-- PROBLEM --
Count every line that holds the string "οδήγηση", then give that number alone.

-- Collected data entries --

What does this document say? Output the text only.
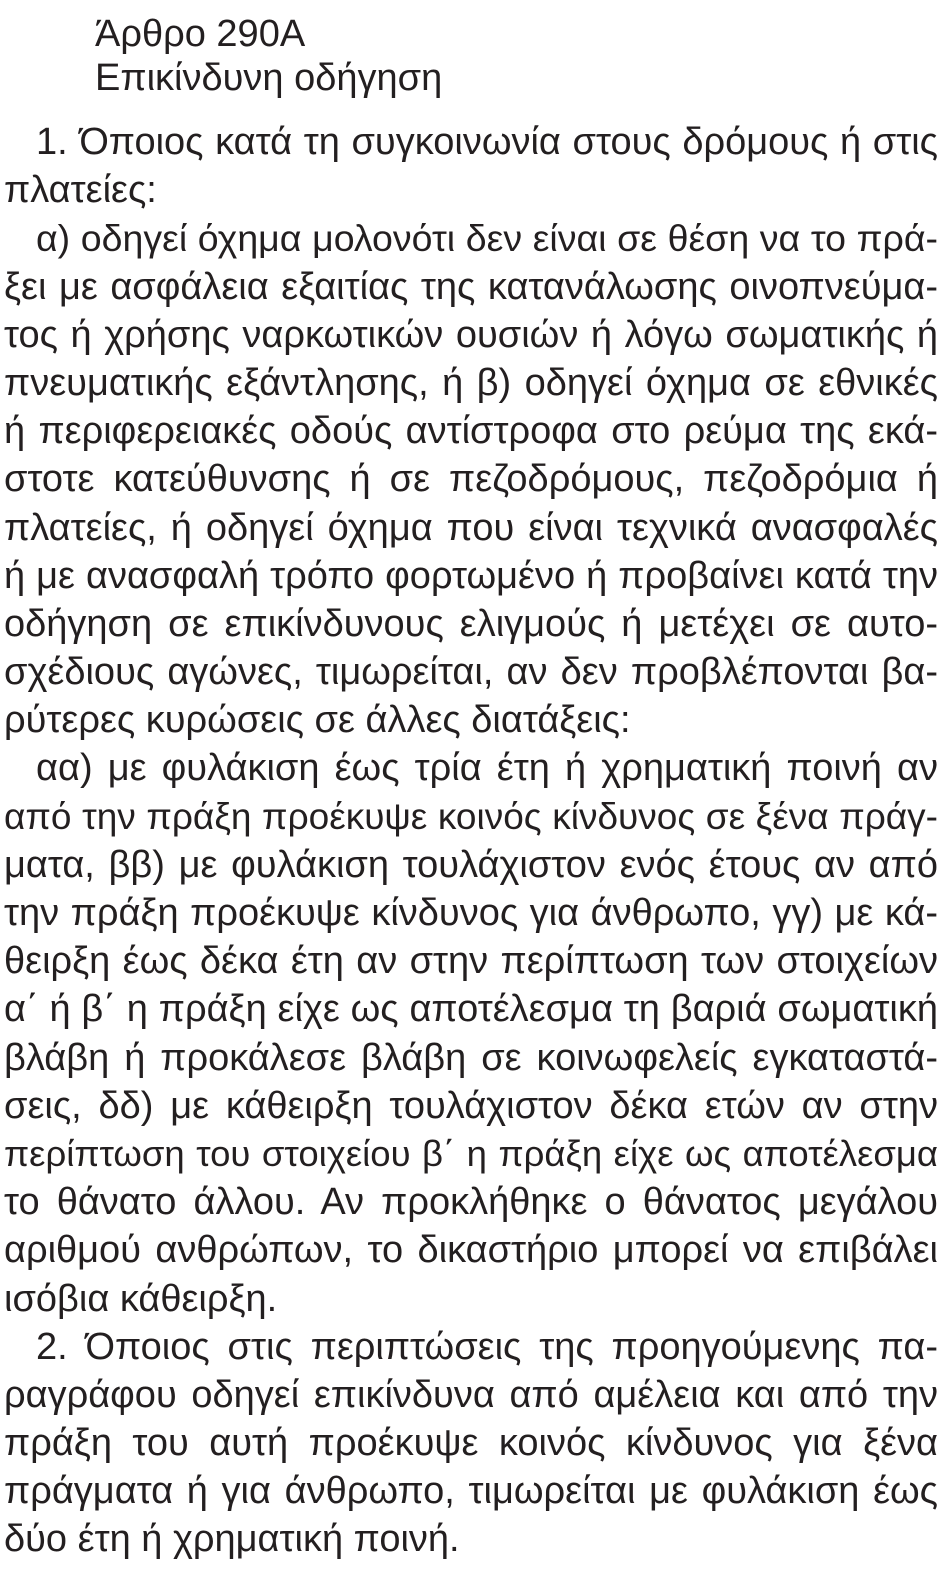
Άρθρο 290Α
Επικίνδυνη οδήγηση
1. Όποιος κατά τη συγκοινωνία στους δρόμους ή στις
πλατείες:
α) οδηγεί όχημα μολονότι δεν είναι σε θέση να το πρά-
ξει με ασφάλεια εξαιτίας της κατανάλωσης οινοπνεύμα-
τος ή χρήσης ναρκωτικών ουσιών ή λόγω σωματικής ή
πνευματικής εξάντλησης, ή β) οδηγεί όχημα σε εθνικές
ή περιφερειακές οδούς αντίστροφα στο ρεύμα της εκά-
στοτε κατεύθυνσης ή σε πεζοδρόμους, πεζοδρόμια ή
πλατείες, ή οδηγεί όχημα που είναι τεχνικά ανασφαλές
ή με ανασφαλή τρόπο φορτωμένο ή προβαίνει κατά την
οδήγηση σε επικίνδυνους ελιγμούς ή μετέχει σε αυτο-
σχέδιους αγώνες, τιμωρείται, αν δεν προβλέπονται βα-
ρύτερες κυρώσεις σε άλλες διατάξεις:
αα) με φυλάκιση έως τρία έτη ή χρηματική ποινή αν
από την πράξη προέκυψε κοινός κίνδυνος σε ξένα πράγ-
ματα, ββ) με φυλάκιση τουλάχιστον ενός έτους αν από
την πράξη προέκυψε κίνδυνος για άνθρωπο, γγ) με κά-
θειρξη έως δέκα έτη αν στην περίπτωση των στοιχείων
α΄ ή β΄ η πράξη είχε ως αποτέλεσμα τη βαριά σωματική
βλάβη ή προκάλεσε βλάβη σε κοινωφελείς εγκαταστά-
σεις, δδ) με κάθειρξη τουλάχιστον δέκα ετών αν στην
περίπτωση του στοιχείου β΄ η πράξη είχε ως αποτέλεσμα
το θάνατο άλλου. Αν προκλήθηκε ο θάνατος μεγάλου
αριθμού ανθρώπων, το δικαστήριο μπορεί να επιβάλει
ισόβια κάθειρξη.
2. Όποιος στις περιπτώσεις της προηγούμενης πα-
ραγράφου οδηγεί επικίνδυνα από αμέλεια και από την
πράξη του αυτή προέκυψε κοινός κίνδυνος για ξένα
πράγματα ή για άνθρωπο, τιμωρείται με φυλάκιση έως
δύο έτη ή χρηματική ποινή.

-- THE REPLY --
2